Your instructions ▸
Sort through the entries below and pull out lines containing the word "Glüe".

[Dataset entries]
● ● ● ●
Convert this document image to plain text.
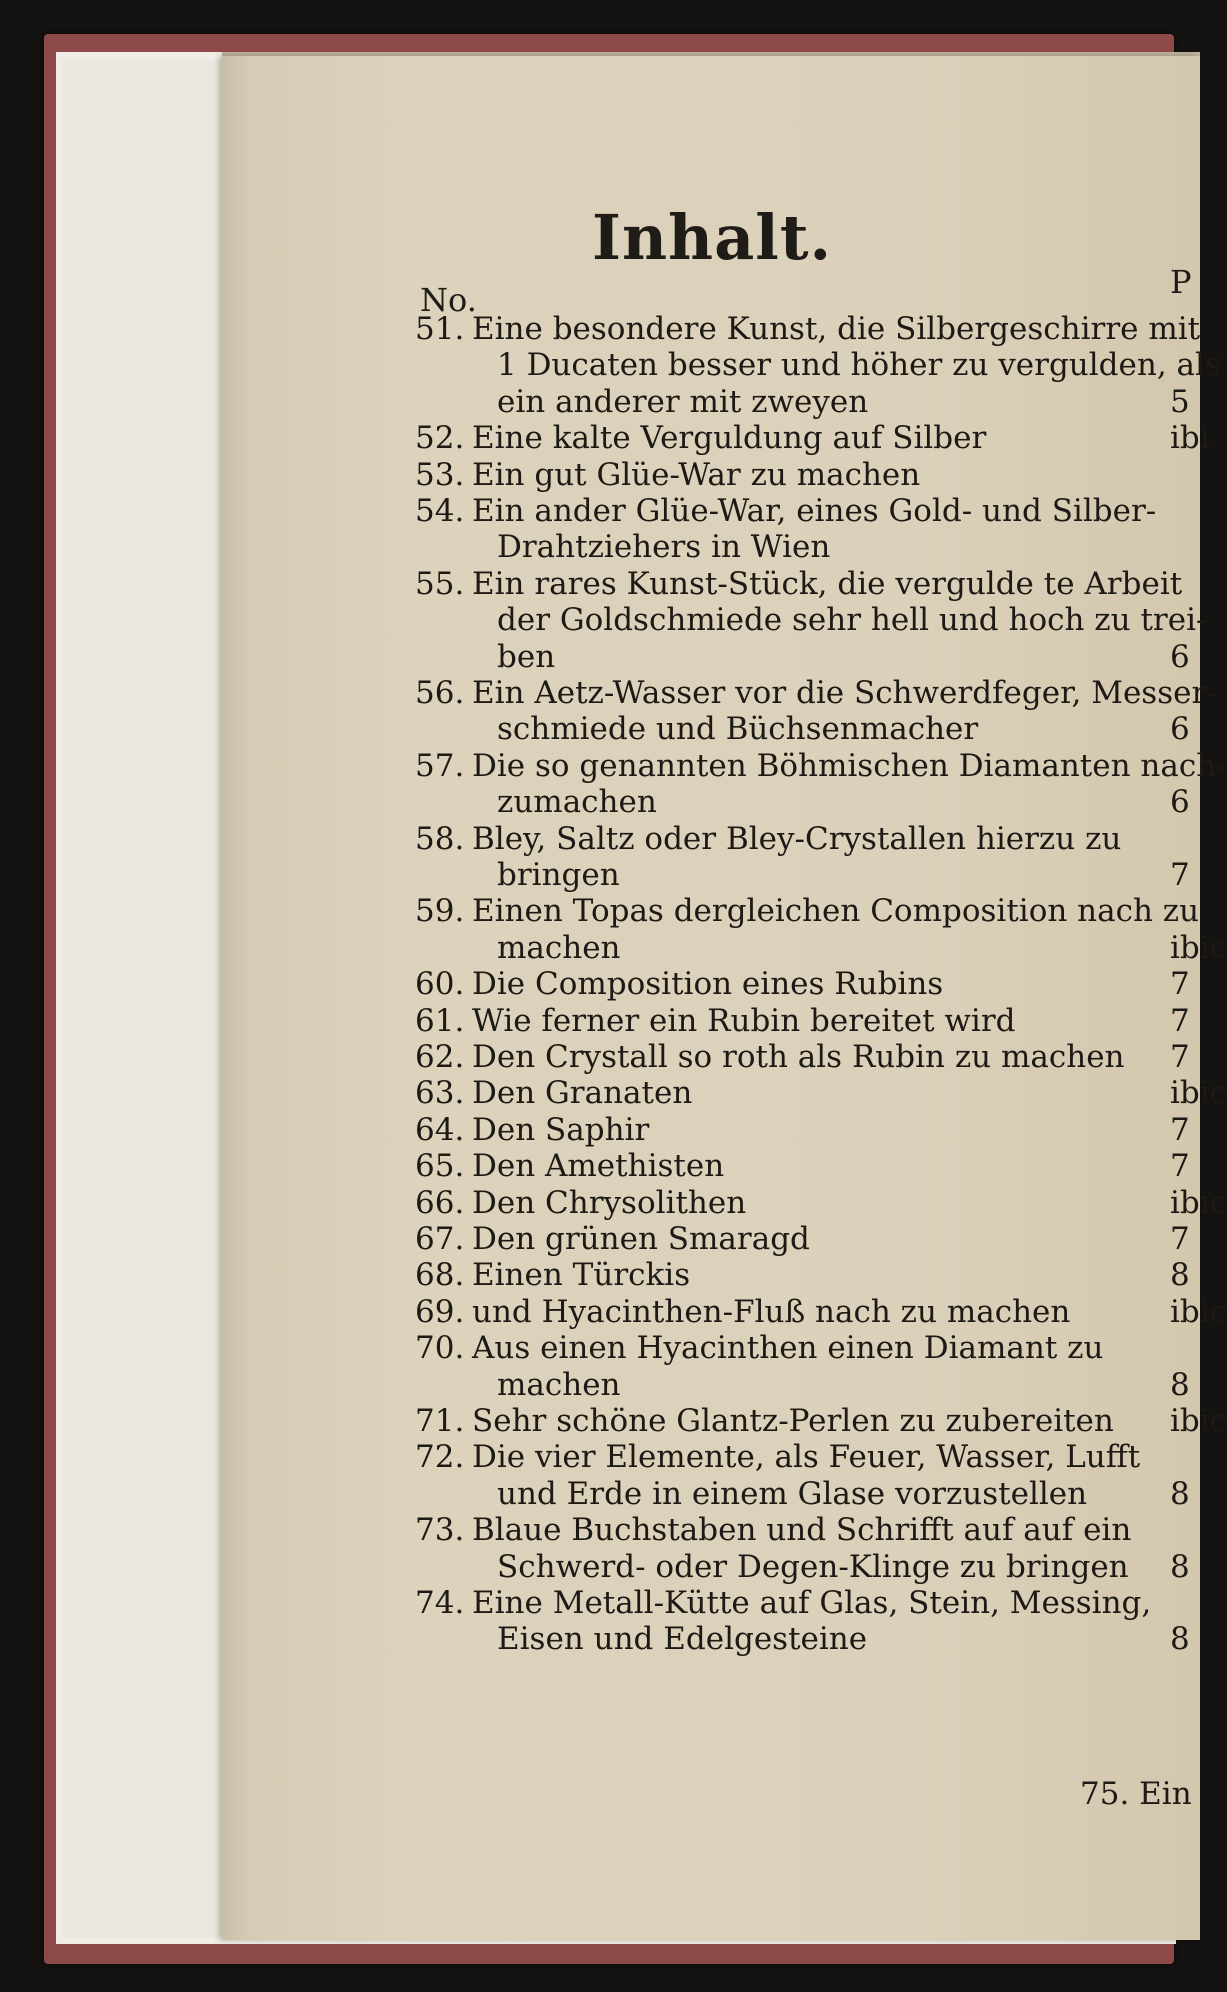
Inhalt.
No.	P
51. Eine besondere Kunst, die Silbergeschirre mit
1 Ducaten besser und höher zu vergulden, als
ein anderer mit zweyen	5
52. Eine kalte Verguldung auf Silber	ibi
53. Ein gut Glüe-War zu machen
54. Ein ander Glüe-War, eines Gold- und Silber-
Drahtziehers in Wien
55. Ein rares Kunst-Stück, die vergulde te Arbeit
der Goldschmiede sehr hell und hoch zu trei-
ben	6
56. Ein Aetz-Wasser vor die Schwerdfeger, Messer-
schmiede und Büchsenmacher	6
57. Die so genannten Böhmischen Diamanten nach-
zumachen	6
58. Bley, Saltz oder Bley-Crystallen hierzu zu
bringen	7
59. Einen Topas dergleichen Composition nach zu
machen	ibic
60. Die Composition eines Rubins	7
61. Wie ferner ein Rubin bereitet wird	7
62. Den Crystall so roth als Rubin zu machen 7
63. Den Granaten	ibic
64. Den Saphir	7
65. Den Amethisten	7
66. Den Chrysolithen	ibic
67. Den grünen Smaragd	7
68. Einen Türckis	8
69. und Hyacinthen-Fluß nach zu machen	ibic
70. Aus einen Hyacinthen einen Diamant zu
machen	8
71. Sehr schöne Glantz-Perlen zu zubereiten ibic
72. Die vier Elemente, als Feuer, Wasser, Lufft
und Erde in einem Glase vorzustellen	8
73. Blaue Buchstaben und Schrifft auf auf ein
Schwerd- oder Degen-Klinge zu bringen 8
74. Eine Metall-Kütte auf Glas, Stein, Messing,
Eisen und Edelgesteine	8
75. Ein
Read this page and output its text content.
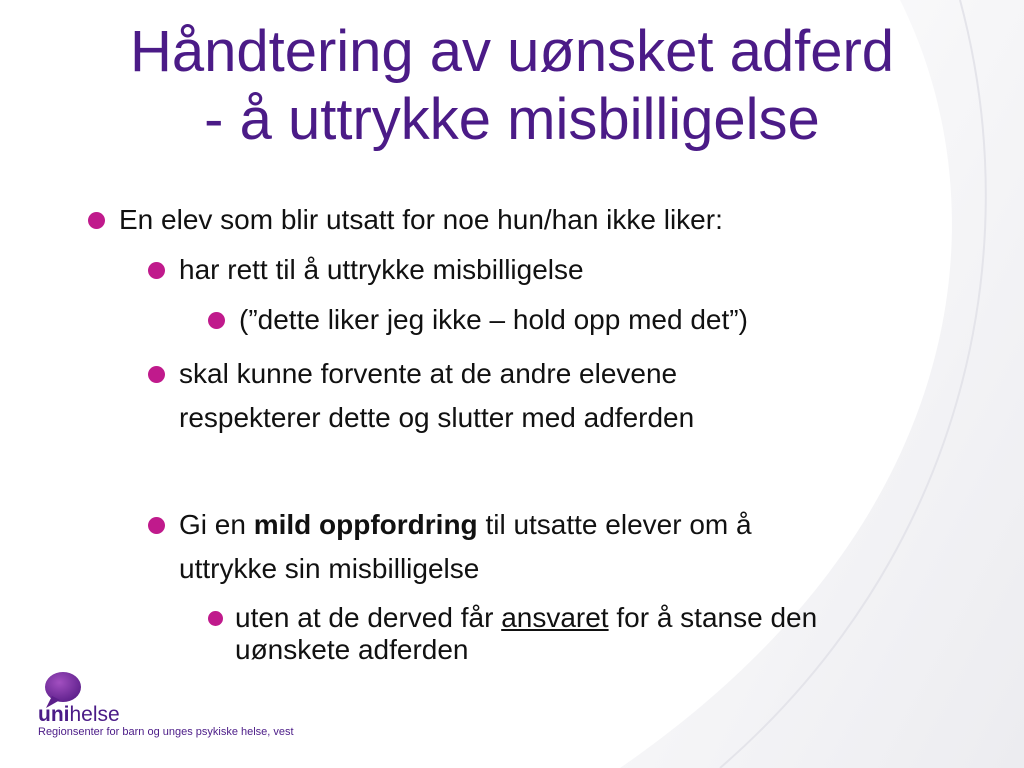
Håndtering av uønsket adferd
- å uttrykke misbilligelse
En elev som blir utsatt for noe hun/han ikke liker:
har rett til å uttrykke misbilligelse
(”dette liker jeg ikke – hold opp med det”)
skal kunne forvente at de andre elevene
respekterer dette og slutter med adferden
Gi en mild oppfordring til utsatte elever om å
uttrykke sin misbilligelse
uten at de derved får ansvaret for å stanse den
uønskete adferden
unihelse
Regionsenter for barn og unges psykiske helse, vest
● ● ● ●
Worked solution ▸
53. Ein gut Glüe-War zu machen
54. Ein ander Glüe-War, eines Gold- und Silber-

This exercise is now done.